- _Aim_
Reproduce the data that follows in its entirety, character for character.
────────────────
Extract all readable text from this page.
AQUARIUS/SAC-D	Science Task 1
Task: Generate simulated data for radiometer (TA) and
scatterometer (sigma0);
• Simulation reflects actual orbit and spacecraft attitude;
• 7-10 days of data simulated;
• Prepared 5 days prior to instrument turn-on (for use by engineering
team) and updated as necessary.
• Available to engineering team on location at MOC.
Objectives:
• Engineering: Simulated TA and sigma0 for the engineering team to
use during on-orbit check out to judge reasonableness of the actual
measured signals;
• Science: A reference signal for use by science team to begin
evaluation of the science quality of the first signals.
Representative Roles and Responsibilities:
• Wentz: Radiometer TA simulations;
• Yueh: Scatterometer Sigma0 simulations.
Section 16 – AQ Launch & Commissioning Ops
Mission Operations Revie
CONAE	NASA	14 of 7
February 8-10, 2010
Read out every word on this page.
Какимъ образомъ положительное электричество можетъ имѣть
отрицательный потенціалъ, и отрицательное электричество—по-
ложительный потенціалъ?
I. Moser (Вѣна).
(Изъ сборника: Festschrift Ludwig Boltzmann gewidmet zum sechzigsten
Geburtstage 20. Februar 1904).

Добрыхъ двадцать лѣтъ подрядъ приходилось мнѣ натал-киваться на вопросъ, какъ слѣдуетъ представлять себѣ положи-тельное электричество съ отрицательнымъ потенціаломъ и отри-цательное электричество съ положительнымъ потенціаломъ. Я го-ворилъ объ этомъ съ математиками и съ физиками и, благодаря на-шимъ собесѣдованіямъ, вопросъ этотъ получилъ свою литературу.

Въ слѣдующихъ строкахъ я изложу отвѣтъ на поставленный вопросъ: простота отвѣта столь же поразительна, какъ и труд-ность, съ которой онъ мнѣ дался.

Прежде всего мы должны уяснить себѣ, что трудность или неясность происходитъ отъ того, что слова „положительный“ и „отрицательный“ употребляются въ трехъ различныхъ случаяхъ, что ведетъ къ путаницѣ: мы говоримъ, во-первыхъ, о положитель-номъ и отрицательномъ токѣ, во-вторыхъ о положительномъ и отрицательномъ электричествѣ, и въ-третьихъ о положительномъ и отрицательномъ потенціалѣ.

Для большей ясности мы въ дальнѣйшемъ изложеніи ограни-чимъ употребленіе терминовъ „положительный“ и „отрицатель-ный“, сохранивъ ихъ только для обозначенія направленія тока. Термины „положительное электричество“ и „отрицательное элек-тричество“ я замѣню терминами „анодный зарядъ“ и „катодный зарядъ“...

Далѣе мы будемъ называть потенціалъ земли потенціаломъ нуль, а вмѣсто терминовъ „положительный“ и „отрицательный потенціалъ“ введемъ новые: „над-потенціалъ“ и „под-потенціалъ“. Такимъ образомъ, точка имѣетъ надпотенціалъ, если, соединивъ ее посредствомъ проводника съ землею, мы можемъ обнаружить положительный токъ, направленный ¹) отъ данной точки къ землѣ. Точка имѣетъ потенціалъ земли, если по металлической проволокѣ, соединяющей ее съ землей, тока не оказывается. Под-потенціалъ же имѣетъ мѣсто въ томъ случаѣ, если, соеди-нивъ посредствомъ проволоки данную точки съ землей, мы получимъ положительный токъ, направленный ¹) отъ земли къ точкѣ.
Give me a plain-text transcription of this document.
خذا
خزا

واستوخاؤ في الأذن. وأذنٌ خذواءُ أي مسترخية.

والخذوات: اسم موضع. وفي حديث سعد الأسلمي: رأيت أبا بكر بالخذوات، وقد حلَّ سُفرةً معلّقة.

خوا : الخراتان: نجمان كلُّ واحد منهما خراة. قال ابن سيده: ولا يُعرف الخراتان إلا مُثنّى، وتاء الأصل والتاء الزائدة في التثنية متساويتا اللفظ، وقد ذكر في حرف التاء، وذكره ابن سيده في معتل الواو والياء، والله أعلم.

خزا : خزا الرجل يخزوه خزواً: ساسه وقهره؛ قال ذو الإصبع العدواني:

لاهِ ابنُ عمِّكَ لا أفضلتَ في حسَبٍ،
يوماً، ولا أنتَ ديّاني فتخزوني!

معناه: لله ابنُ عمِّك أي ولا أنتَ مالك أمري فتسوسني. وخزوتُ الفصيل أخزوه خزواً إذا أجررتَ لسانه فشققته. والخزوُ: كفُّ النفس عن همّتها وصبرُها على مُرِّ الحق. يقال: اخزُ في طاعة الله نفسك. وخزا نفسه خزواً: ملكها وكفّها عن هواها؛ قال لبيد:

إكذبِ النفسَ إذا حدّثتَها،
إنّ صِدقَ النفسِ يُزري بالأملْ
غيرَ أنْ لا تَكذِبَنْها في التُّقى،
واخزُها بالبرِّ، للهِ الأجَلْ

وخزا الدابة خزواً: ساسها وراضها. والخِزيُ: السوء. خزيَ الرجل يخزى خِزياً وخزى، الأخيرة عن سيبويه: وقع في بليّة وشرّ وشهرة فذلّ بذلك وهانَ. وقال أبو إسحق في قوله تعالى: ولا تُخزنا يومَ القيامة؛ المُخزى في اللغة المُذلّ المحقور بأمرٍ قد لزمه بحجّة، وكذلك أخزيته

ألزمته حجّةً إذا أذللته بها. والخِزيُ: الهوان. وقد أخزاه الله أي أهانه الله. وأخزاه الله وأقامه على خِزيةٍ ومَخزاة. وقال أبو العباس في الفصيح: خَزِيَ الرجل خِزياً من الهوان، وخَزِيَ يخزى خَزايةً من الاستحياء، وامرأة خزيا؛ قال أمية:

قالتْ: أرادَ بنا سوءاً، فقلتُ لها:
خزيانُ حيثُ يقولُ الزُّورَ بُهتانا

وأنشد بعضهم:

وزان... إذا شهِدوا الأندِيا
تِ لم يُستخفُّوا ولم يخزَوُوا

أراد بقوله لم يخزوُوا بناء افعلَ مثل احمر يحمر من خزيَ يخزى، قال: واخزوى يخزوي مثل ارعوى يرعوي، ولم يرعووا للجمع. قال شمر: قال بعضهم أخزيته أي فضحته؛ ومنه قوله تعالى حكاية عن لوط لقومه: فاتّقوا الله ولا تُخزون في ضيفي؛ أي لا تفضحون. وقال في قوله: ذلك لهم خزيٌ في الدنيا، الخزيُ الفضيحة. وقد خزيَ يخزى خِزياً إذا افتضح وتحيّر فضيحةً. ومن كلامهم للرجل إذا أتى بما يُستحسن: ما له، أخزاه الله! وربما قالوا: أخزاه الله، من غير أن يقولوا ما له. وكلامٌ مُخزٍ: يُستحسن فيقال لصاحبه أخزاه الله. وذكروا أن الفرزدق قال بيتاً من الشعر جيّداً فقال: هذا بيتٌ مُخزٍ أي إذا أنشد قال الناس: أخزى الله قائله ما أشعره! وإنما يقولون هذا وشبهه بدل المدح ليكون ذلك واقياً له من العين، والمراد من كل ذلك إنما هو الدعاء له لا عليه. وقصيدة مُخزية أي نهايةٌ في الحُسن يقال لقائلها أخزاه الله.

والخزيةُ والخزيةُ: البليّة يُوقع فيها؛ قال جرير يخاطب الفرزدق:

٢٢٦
────────────────
- _Exercise solution_
Extract all readable text from this page.
AQUARIUS/SAC-D	Science Task 1
Task: Generate simulated data for radiometer (TA) and
scatterometer (sigma0);
• Simulation reflects actual orbit and spacecraft attitude;
• 7-10 days of data simulated;
• Prepared 5 days prior to instrument turn-on (for use by engineering
team) and updated as necessary.
• Available to engineering team on location at MOC.
Objectives:
• Engineering: Simulated TA and sigma0 for the engineering team to
use during on-orbit check out to judge reasonableness of the actual
measured signals;
• Science: A reference signal for use by science team to begin
evaluation of the science quality of the first signals.
Representative Roles and Responsibilities:
• Wentz: Radiometer TA simulations;
• Yueh: Scatterometer Sigma0 simulations.
Section 16 – AQ Launch & Commissioning Ops
Mission Operations Revie
CONAE	NASA	14 of 7
February 8-10, 2010
Read out every word on this page.
Какимъ образомъ положительное электричество можетъ имѣть
отрицательный потенціалъ, и отрицательное электричество—по-
ложительный потенціалъ?
I. Moser (Вѣна).
(Изъ сборника: Festschrift Ludwig Boltzmann gewidmet zum sechzigsten
Geburtstage 20. Februar 1904).

Добрыхъ двадцать лѣтъ подрядъ приходилось мнѣ натал-киваться на вопросъ, какъ слѣдуетъ представлять себѣ положи-тельное электричество съ отрицательнымъ потенціаломъ и отри-цательное электричество съ положительнымъ потенціаломъ. Я го-ворилъ объ этомъ съ математиками и съ физиками и, благодаря на-шимъ собесѣдованіямъ, вопросъ этотъ получилъ свою литературу.

Въ слѣдующихъ строкахъ я изложу отвѣтъ на поставленный вопросъ: простота отвѣта столь же поразительна, какъ и труд-ность, съ которой онъ мнѣ дался.

Прежде всего мы должны уяснить себѣ, что трудность или неясность происходитъ отъ того, что слова „положительный“ и „отрицательный“ употребляются въ трехъ различныхъ случаяхъ, что ведетъ къ путаницѣ: мы говоримъ, во-первыхъ, о положитель-номъ и отрицательномъ токѣ, во-вторыхъ о положительномъ и отрицательномъ электричествѣ, и въ-третьихъ о положительномъ и отрицательномъ потенціалѣ.

Для большей ясности мы въ дальнѣйшемъ изложеніи ограни-чимъ употребленіе терминовъ „положительный“ и „отрицатель-ный“, сохранивъ ихъ только для обозначенія направленія тока. Термины „положительное электричество“ и „отрицательное элек-тричество“ я замѣню терминами „анодный зарядъ“ и „катодный зарядъ“...

Далѣе мы будемъ называть потенціалъ земли потенціаломъ нуль, а вмѣсто терминовъ „положительный“ и „отрицательный потенціалъ“ введемъ новые: „над-потенціалъ“ и „под-потенціалъ“. Такимъ образомъ, точка имѣетъ надпотенціалъ, если, соединивъ ее посредствомъ проводника съ землею, мы можемъ обнаружить положительный токъ, направленный ¹) отъ данной точки къ землѣ. Точка имѣетъ потенціалъ земли, если по металлической проволокѣ, соединяющей ее съ землей, тока не оказывается. Под-потенціалъ же имѣетъ мѣсто въ томъ случаѣ, если, соеди-нивъ посредствомъ проволоки данную точки съ землей, мы получимъ положительный токъ, направленный ¹) отъ земли къ точкѣ.
Give me a plain-text transcription of this document.
خذا
خزا

واستوخاؤ في الأذن. وأذنٌ خذواءُ أي مسترخية.

والخذوات: اسم موضع. وفي حديث سعد الأسلمي: رأيت أبا بكر بالخذوات، وقد حلَّ سُفرةً معلّقة.

خوا : الخراتان: نجمان كلُّ واحد منهما خراة. قال ابن سيده: ولا يُعرف الخراتان إلا مُثنّى، وتاء الأصل والتاء الزائدة في التثنية متساويتا اللفظ، وقد ذكر في حرف التاء، وذكره ابن سيده في معتل الواو والياء، والله أعلم.

خزا : خزا الرجل يخزوه خزواً: ساسه وقهره؛ قال ذو الإصبع العدواني:

لاهِ ابنُ عمِّكَ لا أفضلتَ في حسَبٍ،
يوماً، ولا أنتَ ديّاني فتخزوني!

معناه: لله ابنُ عمِّك أي ولا أنتَ مالك أمري فتسوسني. وخزوتُ الفصيل أخزوه خزواً إذا أجررتَ لسانه فشققته. والخزوُ: كفُّ النفس عن همّتها وصبرُها على مُرِّ الحق. يقال: اخزُ في طاعة الله نفسك. وخزا نفسه خزواً: ملكها وكفّها عن هواها؛ قال لبيد:

إكذبِ النفسَ إذا حدّثتَها،
إنّ صِدقَ النفسِ يُزري بالأملْ
غيرَ أنْ لا تَكذِبَنْها في التُّقى،
واخزُها بالبرِّ، للهِ الأجَلْ

وخزا الدابة خزواً: ساسها وراضها. والخِزيُ: السوء. خزيَ الرجل يخزى خِزياً وخزى، الأخيرة عن سيبويه: وقع في بليّة وشرّ وشهرة فذلّ بذلك وهانَ. وقال أبو إسحق في قوله تعالى: ولا تُخزنا يومَ القيامة؛ المُخزى في اللغة المُذلّ المحقور بأمرٍ قد لزمه بحجّة، وكذلك أخزيته

ألزمته حجّةً إذا أذللته بها. والخِزيُ: الهوان. وقد أخزاه الله أي أهانه الله. وأخزاه الله وأقامه على خِزيةٍ ومَخزاة. وقال أبو العباس في الفصيح: خَزِيَ الرجل خِزياً من الهوان، وخَزِيَ يخزى خَزايةً من الاستحياء، وامرأة خزيا؛ قال أمية:

قالتْ: أرادَ بنا سوءاً، فقلتُ لها:
خزيانُ حيثُ يقولُ الزُّورَ بُهتانا

وأنشد بعضهم:

وزان... إذا شهِدوا الأندِيا
تِ لم يُستخفُّوا ولم يخزَوُوا

أراد بقوله لم يخزوُوا بناء افعلَ مثل احمر يحمر من خزيَ يخزى، قال: واخزوى يخزوي مثل ارعوى يرعوي، ولم يرعووا للجمع. قال شمر: قال بعضهم أخزيته أي فضحته؛ ومنه قوله تعالى حكاية عن لوط لقومه: فاتّقوا الله ولا تُخزون في ضيفي؛ أي لا تفضحون. وقال في قوله: ذلك لهم خزيٌ في الدنيا، الخزيُ الفضيحة. وقد خزيَ يخزى خِزياً إذا افتضح وتحيّر فضيحةً. ومن كلامهم للرجل إذا أتى بما يُستحسن: ما له، أخزاه الله! وربما قالوا: أخزاه الله، من غير أن يقولوا ما له. وكلامٌ مُخزٍ: يُستحسن فيقال لصاحبه أخزاه الله. وذكروا أن الفرزدق قال بيتاً من الشعر جيّداً فقال: هذا بيتٌ مُخزٍ أي إذا أنشد قال الناس: أخزى الله قائله ما أشعره! وإنما يقولون هذا وشبهه بدل المدح ليكون ذلك واقياً له من العين، والمراد من كل ذلك إنما هو الدعاء له لا عليه. وقصيدة مُخزية أي نهايةٌ في الحُسن يقال لقائلها أخزاه الله.

والخزيةُ والخزيةُ: البليّة يُوقع فيها؛ قال جرير يخاطب الفرزدق:

٢٢٦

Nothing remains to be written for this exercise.